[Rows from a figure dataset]
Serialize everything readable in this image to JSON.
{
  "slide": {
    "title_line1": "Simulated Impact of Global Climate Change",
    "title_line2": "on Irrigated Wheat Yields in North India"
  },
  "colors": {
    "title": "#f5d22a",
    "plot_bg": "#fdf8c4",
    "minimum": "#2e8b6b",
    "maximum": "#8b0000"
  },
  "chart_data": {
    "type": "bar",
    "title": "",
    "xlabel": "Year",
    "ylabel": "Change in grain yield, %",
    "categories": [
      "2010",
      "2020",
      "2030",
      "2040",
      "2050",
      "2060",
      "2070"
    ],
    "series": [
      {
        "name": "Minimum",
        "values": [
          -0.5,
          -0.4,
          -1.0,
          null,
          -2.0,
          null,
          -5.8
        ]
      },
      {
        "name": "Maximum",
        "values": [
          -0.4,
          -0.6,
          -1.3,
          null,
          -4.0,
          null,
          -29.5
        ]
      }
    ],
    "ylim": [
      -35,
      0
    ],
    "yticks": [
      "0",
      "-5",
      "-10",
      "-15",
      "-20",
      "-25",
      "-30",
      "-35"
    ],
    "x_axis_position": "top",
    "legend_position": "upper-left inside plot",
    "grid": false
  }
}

Required work: Whichever lines contain the string "Change", select and copy them.

Problem solution:
    "title_line1": "Simulated Impact of Global Climate Change",
    "ylabel": "Change in grain yield, %",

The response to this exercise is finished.